# Start of SUPPLIED INFORMATION

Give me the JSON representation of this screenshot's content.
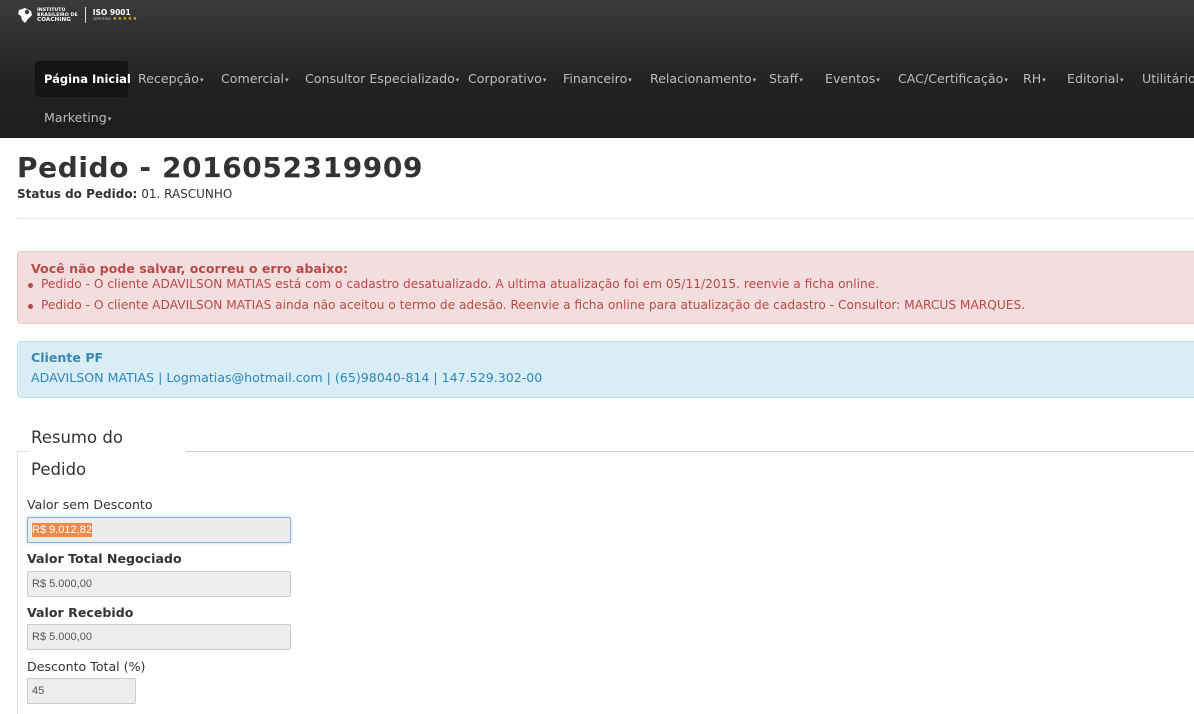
{
  "brand": {
    "logo_line1": "INSTITUTO",
    "logo_line2": "BRASILEIRO DE",
    "logo_line3": "COACHING",
    "iso_title": "ISO 9001",
    "iso_sub": "CERTIFIED",
    "iso_stars": "★★★★★"
  },
  "nav": {
    "items": [
      {
        "label": "Página Inicial",
        "active": true
      },
      {
        "label": "Recepção"
      },
      {
        "label": "Comercial"
      },
      {
        "label": "Consultor Especializado"
      },
      {
        "label": "Corporativo"
      },
      {
        "label": "Financeiro"
      },
      {
        "label": "Relacionamento"
      },
      {
        "label": "Staff"
      },
      {
        "label": "Eventos"
      },
      {
        "label": "CAC/Certificação"
      },
      {
        "label": "RH"
      },
      {
        "label": "Editorial"
      },
      {
        "label": "Utilitários"
      },
      {
        "label": "Marketing"
      }
    ],
    "caret": "▾"
  },
  "header": {
    "title": "Pedido - 2016052319909",
    "status_label": "Status do Pedido:",
    "status_value": "01. RASCUNHO"
  },
  "error_alert": {
    "heading": "Você não pode salvar, ocorreu o erro abaixo:",
    "errors": [
      "Pedido - O cliente ADAVILSON MATIAS está com o cadastro desatualizado. A ultima atualização foi em 05/11/2015. reenvie a ficha online.",
      "Pedido - O cliente ADAVILSON MATIAS ainda não aceitou o termo de adesão. Reenvie a ficha online para atualização de cadastro - Consultor: MARCUS MARQUES."
    ]
  },
  "client_alert": {
    "heading": "Cliente PF",
    "details": "ADAVILSON MATIAS | Logmatias@hotmail.com | (65)98040-814 | 147.529.302-00"
  },
  "summary": {
    "legend_line1": "Resumo do",
    "legend_line2": "Pedido",
    "fields": {
      "valor_sem_desconto": {
        "label": "Valor sem Desconto",
        "value": "R$ 9.012,82"
      },
      "valor_total_negociado": {
        "label": "Valor Total Negociado",
        "value": "R$ 5.000,00"
      },
      "valor_recebido": {
        "label": "Valor Recebido",
        "value": "R$ 5.000,00"
      },
      "desconto_total": {
        "label": "Desconto Total (%)",
        "value": "45"
      }
    }
  },
  "colors": {
    "navbar_bg": "#262626",
    "error_bg": "#f2dede",
    "error_text": "#b94a48",
    "info_bg": "#d9edf7",
    "info_text": "#3a87ad",
    "selection": "#f08a4b"
  }
}
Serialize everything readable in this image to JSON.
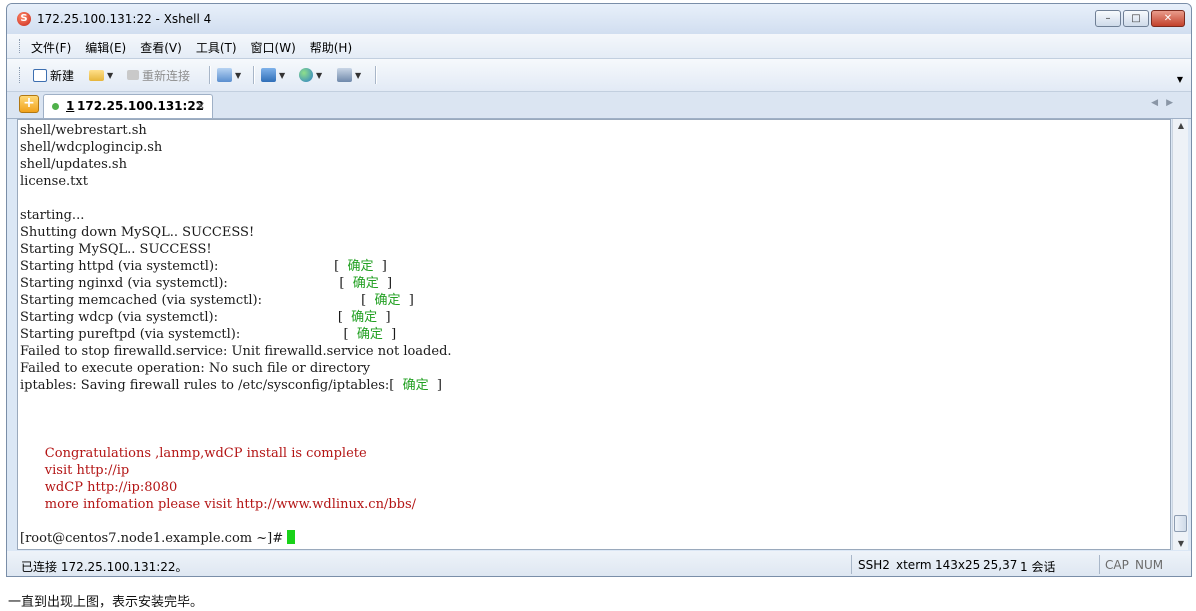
{
  "window": {
    "title": "172.25.100.131:22 - Xshell 4",
    "buttons": {
      "minimize": "–",
      "maximize": "□",
      "close": "✕"
    }
  },
  "menu": [
    "文件(F)",
    "编辑(E)",
    "查看(V)",
    "工具(T)",
    "窗口(W)",
    "帮助(H)"
  ],
  "toolbar": {
    "new_label": "新建",
    "reconnect_label": "重新连接"
  },
  "tabs": [
    {
      "number": "1",
      "label": "172.25.100.131:22",
      "close": "×"
    }
  ],
  "terminal": {
    "lines": [
      {
        "text": "shell/webrestart.sh",
        "status": "",
        "tail": "",
        "red": false
      },
      {
        "text": "shell/wdcplogincip.sh",
        "status": "",
        "tail": "",
        "red": false
      },
      {
        "text": "shell/updates.sh",
        "status": "",
        "tail": "",
        "red": false
      },
      {
        "text": "license.txt",
        "status": "",
        "tail": "",
        "red": false
      },
      {
        "text": "",
        "status": "",
        "tail": "",
        "red": false
      },
      {
        "text": "starting...",
        "status": "",
        "tail": "",
        "red": false
      },
      {
        "text": "Shutting down MySQL.. SUCCESS!",
        "status": "",
        "tail": "",
        "red": false
      },
      {
        "text": "Starting MySQL.. SUCCESS!",
        "status": "",
        "tail": "",
        "red": false
      },
      {
        "text": "Starting httpd (via systemctl):                            [  ",
        "status": "确定",
        "tail": "  ]",
        "red": false
      },
      {
        "text": "Starting nginxd (via systemctl):                           [  ",
        "status": "确定",
        "tail": "  ]",
        "red": false
      },
      {
        "text": "Starting memcached (via systemctl):                        [  ",
        "status": "确定",
        "tail": "  ]",
        "red": false
      },
      {
        "text": "Starting wdcp (via systemctl):                             [  ",
        "status": "确定",
        "tail": "  ]",
        "red": false
      },
      {
        "text": "Starting pureftpd (via systemctl):                         [  ",
        "status": "确定",
        "tail": "  ]",
        "red": false
      },
      {
        "text": "Failed to stop firewalld.service: Unit firewalld.service not loaded.",
        "status": "",
        "tail": "",
        "red": false
      },
      {
        "text": "Failed to execute operation: No such file or directory",
        "status": "",
        "tail": "",
        "red": false
      },
      {
        "text": "iptables: Saving firewall rules to /etc/sysconfig/iptables:[  ",
        "status": "确定",
        "tail": "  ]",
        "red": false
      },
      {
        "text": "",
        "status": "",
        "tail": "",
        "red": false
      },
      {
        "text": "",
        "status": "",
        "tail": "",
        "red": false
      },
      {
        "text": "",
        "status": "",
        "tail": "",
        "red": false
      },
      {
        "text": "      Congratulations ,lanmp,wdCP install is complete",
        "status": "",
        "tail": "",
        "red": true
      },
      {
        "text": "      visit http://ip",
        "status": "",
        "tail": "",
        "red": true
      },
      {
        "text": "      wdCP http://ip:8080",
        "status": "",
        "tail": "",
        "red": true
      },
      {
        "text": "      more infomation please visit http://www.wdlinux.cn/bbs/",
        "status": "",
        "tail": "",
        "red": true
      },
      {
        "text": "",
        "status": "",
        "tail": "",
        "red": false
      },
      {
        "text": "[root@centos7.node1.example.com ~]# ",
        "status": "",
        "tail": "",
        "red": false,
        "cursor": true
      }
    ]
  },
  "status": {
    "connection": "已连接 172.25.100.131:22。",
    "protocol": "SSH2",
    "term": "xterm",
    "size": "143x25",
    "cursor_pos": "25,37",
    "sessions": "1 会话",
    "cap": "CAP",
    "num": "NUM"
  },
  "caption": "一直到出现上图，表示安装完毕。"
}
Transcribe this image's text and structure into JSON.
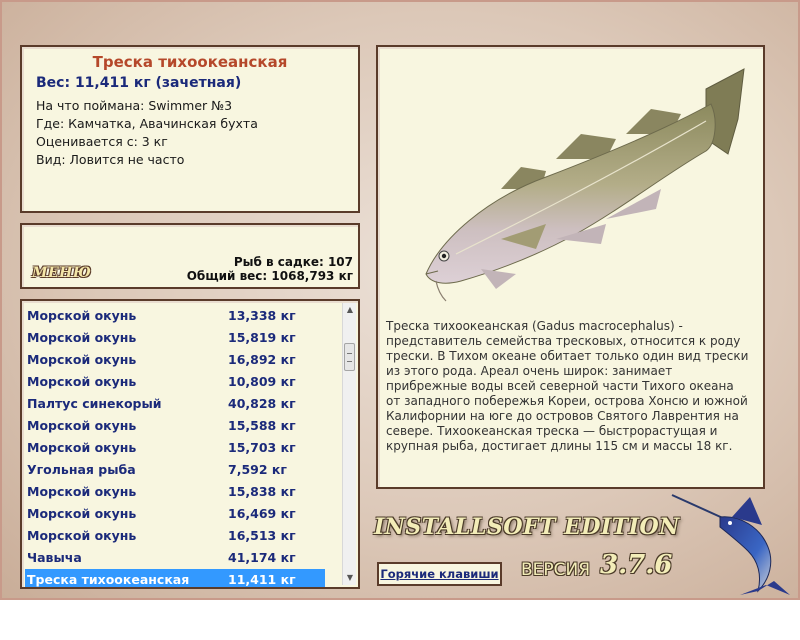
{
  "info": {
    "name": "Треска тихоокеанская",
    "weight": "Вес: 11,411 кг (зачетная)",
    "lines": [
      "На что поймана: Swimmer №3",
      "Где: Камчатка, Авачинская бухта",
      "Оценивается с: 3 кг",
      "Вид: Ловится не часто"
    ]
  },
  "stats": {
    "menu_label": "МЕНЮ",
    "fish_count": "Рыб в садке: 107",
    "total_weight": "Общий вес: 1068,793 кг"
  },
  "catch_list": [
    {
      "name": "Морской окунь",
      "weight": "13,338 кг"
    },
    {
      "name": "Морской окунь",
      "weight": "15,819 кг"
    },
    {
      "name": "Морской окунь",
      "weight": "16,892 кг"
    },
    {
      "name": "Морской окунь",
      "weight": "10,809 кг"
    },
    {
      "name": "Палтус синекорый",
      "weight": "40,828 кг"
    },
    {
      "name": "Морской окунь",
      "weight": "15,588 кг"
    },
    {
      "name": "Морской окунь",
      "weight": "15,703 кг"
    },
    {
      "name": "Угольная рыба",
      "weight": "7,592 кг"
    },
    {
      "name": "Морской окунь",
      "weight": "15,838 кг"
    },
    {
      "name": "Морской окунь",
      "weight": "16,469 кг"
    },
    {
      "name": "Морской окунь",
      "weight": "16,513 кг"
    },
    {
      "name": "Чавыча",
      "weight": "41,174 кг"
    },
    {
      "name": "Треска тихоокеанская",
      "weight": "11,411 кг",
      "selected": true
    }
  ],
  "description": "Треска тихоокеанская (Gadus macrocephalus) - представитель семейства тресковых, относится к роду трески. В Тихом океане обитает только один вид трески из этого рода. Ареал очень широк: занимает прибрежные воды всей северной части Тихого океана от западного побережья Кореи, острова Хонсю и южной Калифорнии на юге до островов Святого Лаврентия на севере. Тихоокеанская треска — быстрорастущая и крупная рыба, достигает длины 115 см и массы 18 кг.",
  "branding": {
    "edition": "INSTALLSOFT EDITION",
    "version_label": "ВЕРСИЯ",
    "version_number": "3.7.6"
  },
  "hotkeys_label": "Горячие клавиши",
  "colors": {
    "panel_bg": "#f8f6e0",
    "panel_border": "#5a3b2a",
    "fish_name": "#b5482a",
    "list_text": "#1b2a7a",
    "selection": "#3399ff"
  },
  "icons": {
    "fish_image": "pacific-cod-image",
    "marlin": "marlin-logo-icon"
  }
}
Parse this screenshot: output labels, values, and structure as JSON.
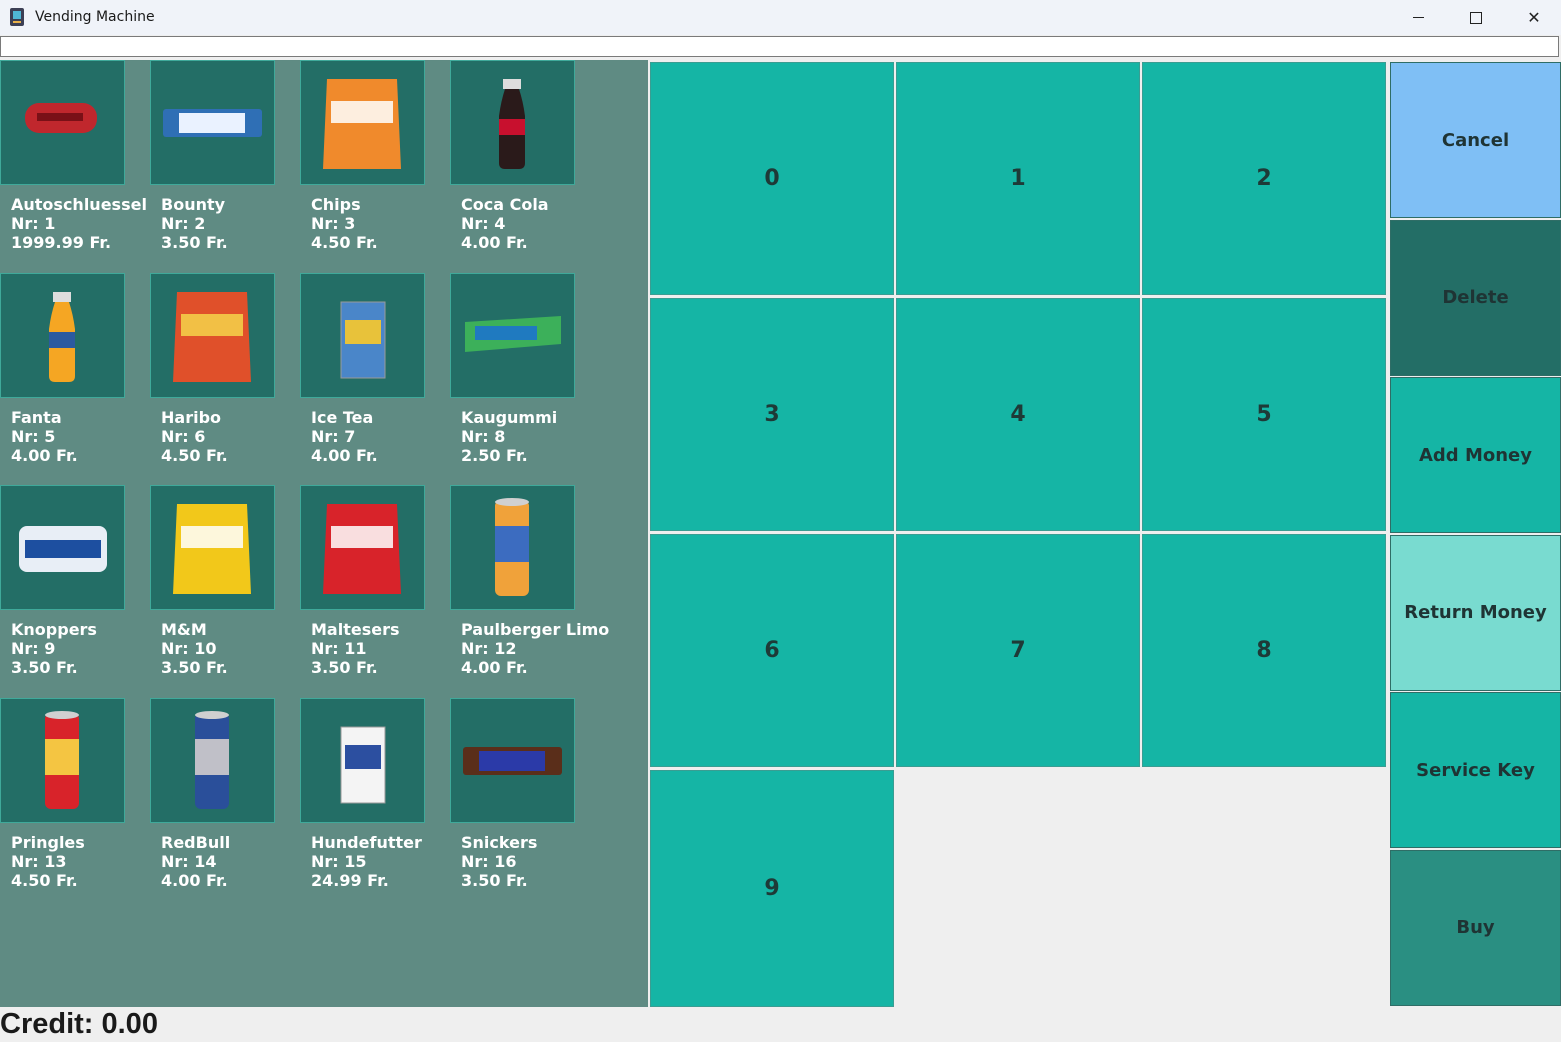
{
  "window": {
    "title": "Vending Machine",
    "controls": {
      "minimize": "—",
      "maximize": "☐",
      "close": "✕"
    }
  },
  "display": {
    "value": ""
  },
  "products": [
    {
      "name": "Autoschluessel",
      "nr": "Nr: 1",
      "price": "1999.99 Fr.",
      "icon": "car-key-icon",
      "color": "#c0272d"
    },
    {
      "name": "Bounty",
      "nr": "Nr: 2",
      "price": "3.50 Fr.",
      "icon": "bounty-bar-icon",
      "color": "#2f6fb5"
    },
    {
      "name": "Chips",
      "nr": "Nr: 3",
      "price": "4.50 Fr.",
      "icon": "chips-bag-icon",
      "color": "#f08a2c"
    },
    {
      "name": "Coca Cola",
      "nr": "Nr: 4",
      "price": "4.00 Fr.",
      "icon": "cola-bottle-icon",
      "color": "#2a1a1a"
    },
    {
      "name": "Fanta",
      "nr": "Nr: 5",
      "price": "4.00 Fr.",
      "icon": "fanta-bottle-icon",
      "color": "#f5a623"
    },
    {
      "name": "Haribo",
      "nr": "Nr: 6",
      "price": "4.50 Fr.",
      "icon": "haribo-bag-icon",
      "color": "#e0502a"
    },
    {
      "name": "Ice Tea",
      "nr": "Nr: 7",
      "price": "4.00 Fr.",
      "icon": "ice-tea-carton-icon",
      "color": "#4a86c9"
    },
    {
      "name": "Kaugummi",
      "nr": "Nr: 8",
      "price": "2.50 Fr.",
      "icon": "chewing-gum-icon",
      "color": "#3cb05a"
    },
    {
      "name": "Knoppers",
      "nr": "Nr: 9",
      "price": "3.50 Fr.",
      "icon": "knoppers-icon",
      "color": "#e8eef6"
    },
    {
      "name": "M&M",
      "nr": "Nr: 10",
      "price": "3.50 Fr.",
      "icon": "mm-bag-icon",
      "color": "#f2c81a"
    },
    {
      "name": "Maltesers",
      "nr": "Nr: 11",
      "price": "3.50 Fr.",
      "icon": "maltesers-bag-icon",
      "color": "#d8232a"
    },
    {
      "name": "Paulberger Limo",
      "nr": "Nr: 12",
      "price": "4.00 Fr.",
      "icon": "limo-can-icon",
      "color": "#f0a23a"
    },
    {
      "name": "Pringles",
      "nr": "Nr: 13",
      "price": "4.50 Fr.",
      "icon": "pringles-can-icon",
      "color": "#d8232a"
    },
    {
      "name": "RedBull",
      "nr": "Nr: 14",
      "price": "4.00 Fr.",
      "icon": "redbull-can-icon",
      "color": "#2a4f9a"
    },
    {
      "name": "Hundefutter",
      "nr": "Nr: 15",
      "price": "24.99 Fr.",
      "icon": "dog-food-icon",
      "color": "#f4f4f4"
    },
    {
      "name": "Snickers",
      "nr": "Nr: 16",
      "price": "3.50 Fr.",
      "icon": "snickers-bar-icon",
      "color": "#5a2e1a"
    }
  ],
  "numpad": [
    "0",
    "1",
    "2",
    "3",
    "4",
    "5",
    "6",
    "7",
    "8",
    "9"
  ],
  "actions": [
    {
      "label": "Cancel",
      "color": "#7fbff5"
    },
    {
      "label": "Delete",
      "color": "#236e66"
    },
    {
      "label": "Add Money",
      "color": "#15b5a5"
    },
    {
      "label": "Return Money",
      "color": "#79dbd0"
    },
    {
      "label": "Service Key",
      "color": "#15b5a5"
    },
    {
      "label": "Buy",
      "color": "#2a8f82"
    }
  ],
  "credit": "Credit: 0.00"
}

# End of SUPPLIED INFORMATION

All lines in the data that contain the word "structure" should be copied.

Transcribe this image's text and structure into JSON.
Parse this screenshot: output labels, values, and structure as JSON.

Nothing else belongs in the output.